» DATASET CONTENT:
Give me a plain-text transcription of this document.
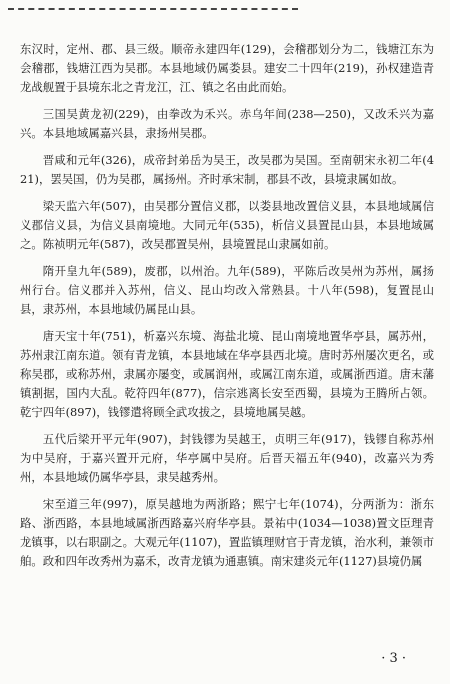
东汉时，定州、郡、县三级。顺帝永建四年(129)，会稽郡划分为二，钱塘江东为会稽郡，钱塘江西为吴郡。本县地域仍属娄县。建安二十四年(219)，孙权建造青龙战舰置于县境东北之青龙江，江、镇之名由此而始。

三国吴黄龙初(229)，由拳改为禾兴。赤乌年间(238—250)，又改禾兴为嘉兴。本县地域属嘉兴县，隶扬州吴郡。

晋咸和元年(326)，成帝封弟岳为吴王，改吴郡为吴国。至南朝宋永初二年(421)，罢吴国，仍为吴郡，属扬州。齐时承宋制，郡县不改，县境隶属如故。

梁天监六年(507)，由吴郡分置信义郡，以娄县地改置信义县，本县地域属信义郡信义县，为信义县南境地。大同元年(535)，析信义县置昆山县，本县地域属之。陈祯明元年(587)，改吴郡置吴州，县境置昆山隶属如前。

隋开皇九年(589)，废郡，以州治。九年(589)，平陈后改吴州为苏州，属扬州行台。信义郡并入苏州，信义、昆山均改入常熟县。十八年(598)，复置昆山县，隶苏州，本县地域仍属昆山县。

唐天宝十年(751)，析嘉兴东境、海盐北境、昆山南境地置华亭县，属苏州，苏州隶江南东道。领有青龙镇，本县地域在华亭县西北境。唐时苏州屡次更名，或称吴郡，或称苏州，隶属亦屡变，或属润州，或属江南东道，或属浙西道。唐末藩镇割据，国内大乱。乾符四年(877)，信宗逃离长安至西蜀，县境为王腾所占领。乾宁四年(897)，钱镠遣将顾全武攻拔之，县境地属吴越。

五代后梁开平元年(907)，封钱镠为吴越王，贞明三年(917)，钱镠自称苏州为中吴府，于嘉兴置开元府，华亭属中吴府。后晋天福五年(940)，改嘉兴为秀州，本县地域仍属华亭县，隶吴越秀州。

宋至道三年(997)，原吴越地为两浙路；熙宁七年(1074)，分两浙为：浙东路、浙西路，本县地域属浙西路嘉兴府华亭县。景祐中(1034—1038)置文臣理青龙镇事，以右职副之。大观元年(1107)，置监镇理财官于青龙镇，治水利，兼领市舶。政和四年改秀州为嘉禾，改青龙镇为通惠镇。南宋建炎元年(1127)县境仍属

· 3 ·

...

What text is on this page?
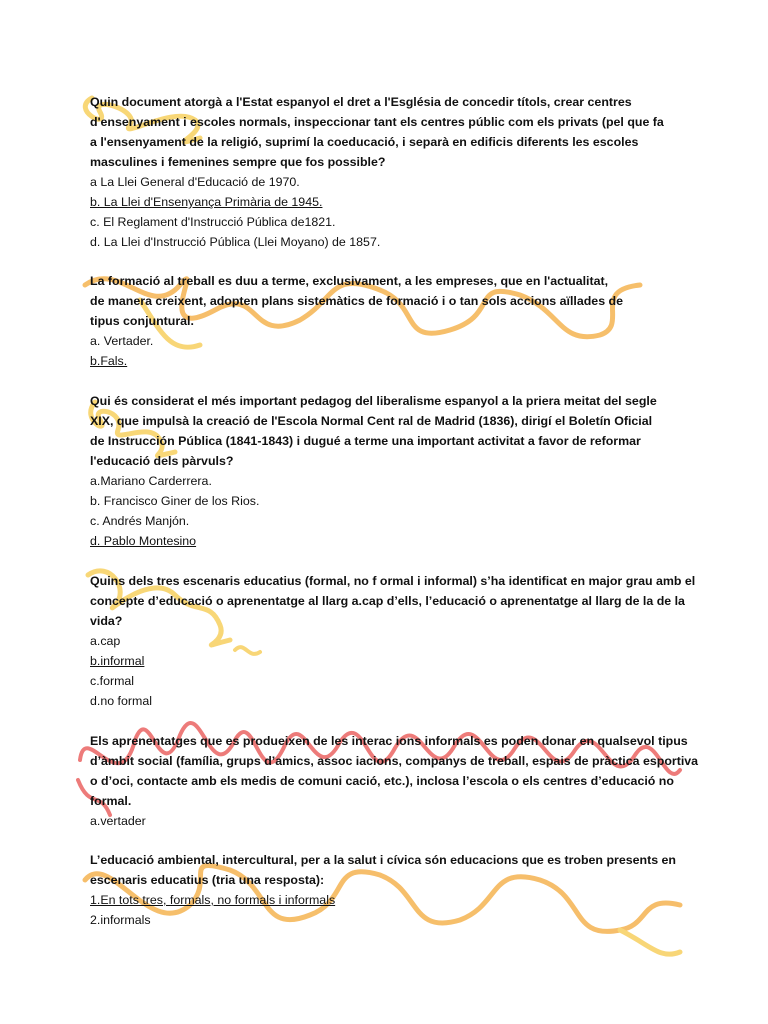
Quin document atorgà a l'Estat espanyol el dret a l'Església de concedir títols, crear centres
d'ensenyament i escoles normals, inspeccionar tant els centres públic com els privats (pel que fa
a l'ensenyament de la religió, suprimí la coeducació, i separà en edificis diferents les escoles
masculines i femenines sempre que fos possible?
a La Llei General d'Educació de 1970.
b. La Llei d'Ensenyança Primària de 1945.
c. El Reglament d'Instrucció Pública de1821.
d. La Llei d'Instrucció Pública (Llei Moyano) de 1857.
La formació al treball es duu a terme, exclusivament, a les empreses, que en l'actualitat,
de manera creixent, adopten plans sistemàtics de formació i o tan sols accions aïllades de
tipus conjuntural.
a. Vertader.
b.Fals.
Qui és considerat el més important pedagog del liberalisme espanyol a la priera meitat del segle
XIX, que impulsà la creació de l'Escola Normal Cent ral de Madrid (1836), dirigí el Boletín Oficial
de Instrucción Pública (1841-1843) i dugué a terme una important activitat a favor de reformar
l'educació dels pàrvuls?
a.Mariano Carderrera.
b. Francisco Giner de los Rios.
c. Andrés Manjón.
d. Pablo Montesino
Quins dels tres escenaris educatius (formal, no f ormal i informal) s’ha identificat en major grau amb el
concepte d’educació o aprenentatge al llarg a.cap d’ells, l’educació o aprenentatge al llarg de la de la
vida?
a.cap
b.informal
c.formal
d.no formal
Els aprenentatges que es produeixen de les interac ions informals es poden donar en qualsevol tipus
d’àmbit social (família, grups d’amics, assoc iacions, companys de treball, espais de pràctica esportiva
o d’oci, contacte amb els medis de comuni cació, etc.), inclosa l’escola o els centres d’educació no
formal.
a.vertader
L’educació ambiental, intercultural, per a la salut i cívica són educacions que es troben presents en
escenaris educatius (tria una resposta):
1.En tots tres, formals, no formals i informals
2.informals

» SET EXERCISE:
Check each line of the records for "informals" and copy the ones that contain it.

» SOLUTION TO THIS PROBLEM:
Els aprenentatges que es produeixen de les interac ions informals es poden donar en qualsevol tipus
1.En tots tres, formals, no formals i informals
2.informals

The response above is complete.